GIVEN TASK →
Counting only lines that hold "实现今年经济社会发展的目标和任务", give the total and nothing more.

[Dataset items]
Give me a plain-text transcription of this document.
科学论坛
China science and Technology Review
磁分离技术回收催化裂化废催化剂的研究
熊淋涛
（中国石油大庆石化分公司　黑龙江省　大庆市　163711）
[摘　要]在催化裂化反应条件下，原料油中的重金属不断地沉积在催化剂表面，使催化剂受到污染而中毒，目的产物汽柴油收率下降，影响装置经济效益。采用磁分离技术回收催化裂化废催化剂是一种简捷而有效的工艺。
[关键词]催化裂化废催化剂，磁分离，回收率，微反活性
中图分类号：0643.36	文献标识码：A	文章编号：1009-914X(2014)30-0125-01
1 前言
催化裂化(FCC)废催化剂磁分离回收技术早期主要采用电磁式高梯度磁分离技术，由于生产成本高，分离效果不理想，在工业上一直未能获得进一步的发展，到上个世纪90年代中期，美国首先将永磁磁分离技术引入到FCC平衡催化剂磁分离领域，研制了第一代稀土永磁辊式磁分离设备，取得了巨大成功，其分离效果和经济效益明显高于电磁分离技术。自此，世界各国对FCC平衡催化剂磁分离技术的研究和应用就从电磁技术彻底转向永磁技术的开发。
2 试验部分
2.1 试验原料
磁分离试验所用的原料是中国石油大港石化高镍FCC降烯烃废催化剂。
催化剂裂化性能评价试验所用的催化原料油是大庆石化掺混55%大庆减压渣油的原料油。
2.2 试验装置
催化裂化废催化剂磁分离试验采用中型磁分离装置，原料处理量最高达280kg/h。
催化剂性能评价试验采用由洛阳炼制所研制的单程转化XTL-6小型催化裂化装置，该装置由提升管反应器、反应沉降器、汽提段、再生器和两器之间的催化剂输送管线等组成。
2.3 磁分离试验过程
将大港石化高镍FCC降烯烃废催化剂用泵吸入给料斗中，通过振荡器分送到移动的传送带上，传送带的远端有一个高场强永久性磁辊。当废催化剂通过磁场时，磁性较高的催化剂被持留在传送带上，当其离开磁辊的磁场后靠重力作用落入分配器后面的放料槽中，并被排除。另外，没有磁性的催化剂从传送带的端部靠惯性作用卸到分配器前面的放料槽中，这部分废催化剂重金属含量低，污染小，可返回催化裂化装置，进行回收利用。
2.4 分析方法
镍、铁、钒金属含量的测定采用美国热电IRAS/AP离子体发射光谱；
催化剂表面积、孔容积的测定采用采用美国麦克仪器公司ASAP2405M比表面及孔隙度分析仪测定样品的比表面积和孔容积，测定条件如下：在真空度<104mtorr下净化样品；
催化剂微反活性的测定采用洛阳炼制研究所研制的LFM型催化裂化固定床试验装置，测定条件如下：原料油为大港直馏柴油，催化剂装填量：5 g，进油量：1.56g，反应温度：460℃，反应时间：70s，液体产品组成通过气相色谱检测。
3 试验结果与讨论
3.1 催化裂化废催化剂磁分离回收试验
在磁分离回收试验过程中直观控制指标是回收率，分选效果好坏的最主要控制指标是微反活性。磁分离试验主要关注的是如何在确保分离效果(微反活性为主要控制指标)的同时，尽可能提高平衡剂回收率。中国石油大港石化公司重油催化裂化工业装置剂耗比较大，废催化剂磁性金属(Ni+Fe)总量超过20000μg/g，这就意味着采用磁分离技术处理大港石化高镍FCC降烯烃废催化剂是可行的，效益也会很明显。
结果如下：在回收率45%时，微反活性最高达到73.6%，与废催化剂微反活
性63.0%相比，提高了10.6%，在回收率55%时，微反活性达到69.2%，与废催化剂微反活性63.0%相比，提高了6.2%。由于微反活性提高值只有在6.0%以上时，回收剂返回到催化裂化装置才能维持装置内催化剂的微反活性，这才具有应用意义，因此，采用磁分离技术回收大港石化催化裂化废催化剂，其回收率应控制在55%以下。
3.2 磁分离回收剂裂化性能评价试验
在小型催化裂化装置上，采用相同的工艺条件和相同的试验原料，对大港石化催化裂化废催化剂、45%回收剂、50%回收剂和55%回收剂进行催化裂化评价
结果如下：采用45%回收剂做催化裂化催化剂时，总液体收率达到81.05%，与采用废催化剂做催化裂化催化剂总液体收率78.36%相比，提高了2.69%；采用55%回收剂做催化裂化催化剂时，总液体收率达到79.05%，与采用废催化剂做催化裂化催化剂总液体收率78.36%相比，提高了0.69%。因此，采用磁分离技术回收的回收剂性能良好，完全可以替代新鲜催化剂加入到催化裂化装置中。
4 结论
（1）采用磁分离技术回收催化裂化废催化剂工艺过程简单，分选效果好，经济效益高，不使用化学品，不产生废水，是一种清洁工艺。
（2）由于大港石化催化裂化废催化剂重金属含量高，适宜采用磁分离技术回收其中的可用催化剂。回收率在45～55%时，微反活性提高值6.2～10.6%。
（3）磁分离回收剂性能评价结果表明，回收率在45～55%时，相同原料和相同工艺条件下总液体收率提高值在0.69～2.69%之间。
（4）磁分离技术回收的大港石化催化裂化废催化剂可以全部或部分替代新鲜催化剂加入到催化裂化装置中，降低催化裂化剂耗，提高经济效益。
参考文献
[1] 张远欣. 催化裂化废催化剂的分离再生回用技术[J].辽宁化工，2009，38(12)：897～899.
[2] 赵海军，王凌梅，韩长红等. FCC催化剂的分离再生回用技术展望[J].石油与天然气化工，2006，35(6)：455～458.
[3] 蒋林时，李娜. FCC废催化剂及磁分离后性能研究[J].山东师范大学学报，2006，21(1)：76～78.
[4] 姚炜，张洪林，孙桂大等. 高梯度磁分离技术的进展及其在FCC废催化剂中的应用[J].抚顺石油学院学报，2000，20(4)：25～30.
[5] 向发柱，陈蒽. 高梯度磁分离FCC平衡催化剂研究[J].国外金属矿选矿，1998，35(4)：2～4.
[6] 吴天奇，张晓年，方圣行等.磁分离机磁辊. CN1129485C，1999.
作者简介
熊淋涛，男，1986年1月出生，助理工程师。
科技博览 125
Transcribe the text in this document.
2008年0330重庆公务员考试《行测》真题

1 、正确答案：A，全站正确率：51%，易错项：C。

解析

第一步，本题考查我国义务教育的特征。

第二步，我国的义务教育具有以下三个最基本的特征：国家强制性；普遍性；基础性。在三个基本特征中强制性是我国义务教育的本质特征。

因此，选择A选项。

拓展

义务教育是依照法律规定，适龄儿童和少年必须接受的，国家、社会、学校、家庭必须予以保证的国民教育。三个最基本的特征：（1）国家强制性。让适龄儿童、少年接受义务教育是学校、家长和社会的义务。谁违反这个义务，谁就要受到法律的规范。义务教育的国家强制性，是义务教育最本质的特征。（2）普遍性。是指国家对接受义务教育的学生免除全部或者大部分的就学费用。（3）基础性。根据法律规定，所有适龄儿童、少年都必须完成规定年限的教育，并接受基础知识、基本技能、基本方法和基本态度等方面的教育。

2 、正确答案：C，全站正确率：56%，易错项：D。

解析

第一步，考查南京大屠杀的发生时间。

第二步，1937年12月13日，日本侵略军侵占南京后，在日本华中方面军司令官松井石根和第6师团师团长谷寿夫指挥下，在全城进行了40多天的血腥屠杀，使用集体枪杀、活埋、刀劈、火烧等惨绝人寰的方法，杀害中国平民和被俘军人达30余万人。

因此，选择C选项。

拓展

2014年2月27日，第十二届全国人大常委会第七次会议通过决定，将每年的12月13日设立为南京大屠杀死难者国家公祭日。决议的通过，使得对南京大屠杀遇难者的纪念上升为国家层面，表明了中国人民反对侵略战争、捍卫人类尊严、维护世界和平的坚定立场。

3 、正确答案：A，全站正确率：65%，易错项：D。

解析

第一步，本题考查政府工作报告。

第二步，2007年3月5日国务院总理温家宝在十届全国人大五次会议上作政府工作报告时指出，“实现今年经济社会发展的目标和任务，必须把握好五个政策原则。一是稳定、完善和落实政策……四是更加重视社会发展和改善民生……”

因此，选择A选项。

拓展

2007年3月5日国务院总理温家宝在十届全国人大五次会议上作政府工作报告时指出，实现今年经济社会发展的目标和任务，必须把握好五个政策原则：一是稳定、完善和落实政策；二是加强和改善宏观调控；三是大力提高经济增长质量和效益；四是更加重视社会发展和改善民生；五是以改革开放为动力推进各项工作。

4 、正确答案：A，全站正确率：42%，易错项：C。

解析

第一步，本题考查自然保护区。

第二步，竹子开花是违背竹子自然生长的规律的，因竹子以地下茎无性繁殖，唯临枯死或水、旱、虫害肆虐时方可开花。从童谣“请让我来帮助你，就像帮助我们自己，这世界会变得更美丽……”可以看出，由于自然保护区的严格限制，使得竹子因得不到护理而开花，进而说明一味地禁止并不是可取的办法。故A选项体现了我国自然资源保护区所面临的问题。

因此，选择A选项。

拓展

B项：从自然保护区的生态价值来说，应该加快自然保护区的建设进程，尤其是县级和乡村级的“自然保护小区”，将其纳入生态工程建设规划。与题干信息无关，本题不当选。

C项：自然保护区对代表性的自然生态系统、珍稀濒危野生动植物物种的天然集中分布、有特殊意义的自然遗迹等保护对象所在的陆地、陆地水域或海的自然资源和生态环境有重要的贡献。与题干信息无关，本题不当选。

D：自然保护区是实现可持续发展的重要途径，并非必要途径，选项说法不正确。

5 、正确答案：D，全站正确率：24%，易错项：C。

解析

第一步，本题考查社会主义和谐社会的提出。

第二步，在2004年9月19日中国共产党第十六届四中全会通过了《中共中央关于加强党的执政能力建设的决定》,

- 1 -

SOLUTION FOR THIS TASK →
2